▸ **TASK INSTRUCTIONS**: Every record here should be printed again exactly.
·····
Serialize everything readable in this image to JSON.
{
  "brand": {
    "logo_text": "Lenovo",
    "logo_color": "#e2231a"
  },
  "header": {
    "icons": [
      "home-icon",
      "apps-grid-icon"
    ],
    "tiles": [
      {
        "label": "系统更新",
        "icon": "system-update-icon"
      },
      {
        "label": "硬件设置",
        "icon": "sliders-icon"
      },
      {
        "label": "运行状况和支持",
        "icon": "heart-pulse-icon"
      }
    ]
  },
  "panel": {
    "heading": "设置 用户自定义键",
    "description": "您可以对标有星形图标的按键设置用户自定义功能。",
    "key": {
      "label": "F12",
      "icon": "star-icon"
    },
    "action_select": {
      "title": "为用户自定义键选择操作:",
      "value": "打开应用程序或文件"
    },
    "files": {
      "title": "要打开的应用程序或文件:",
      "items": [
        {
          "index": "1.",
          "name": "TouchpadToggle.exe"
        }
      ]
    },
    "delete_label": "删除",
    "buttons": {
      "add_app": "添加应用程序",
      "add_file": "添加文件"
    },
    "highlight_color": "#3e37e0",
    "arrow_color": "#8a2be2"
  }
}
·····
▸ **TASK SOLUTION**:
Serialize everything readable in this image to JSON.
{
  "brand": {
    "logo_text": "Lenovo",
    "logo_color": "#e2231a"
  },
  "header": {
    "icons": [
      "home-icon",
      "apps-grid-icon"
    ],
    "tiles": [
      {
        "label": "系统更新",
        "icon": "system-update-icon"
      },
      {
        "label": "硬件设置",
        "icon": "sliders-icon"
      },
      {
        "label": "运行状况和支持",
        "icon": "heart-pulse-icon"
      }
    ]
  },
  "panel": {
    "heading": "设置 用户自定义键",
    "description": "您可以对标有星形图标的按键设置用户自定义功能。",
    "key": {
      "label": "F12",
      "icon": "star-icon"
    },
    "action_select": {
      "title": "为用户自定义键选择操作:",
      "value": "打开应用程序或文件"
    },
    "files": {
      "title": "要打开的应用程序或文件:",
      "items": [
        {
          "index": "1.",
          "name": "TouchpadToggle.exe"
        }
      ]
    },
    "delete_label": "删除",
    "buttons": {
      "add_app": "添加应用程序",
      "add_file": "添加文件"
    },
    "highlight_color": "#3e37e0",
    "arrow_color": "#8a2be2"
  }
}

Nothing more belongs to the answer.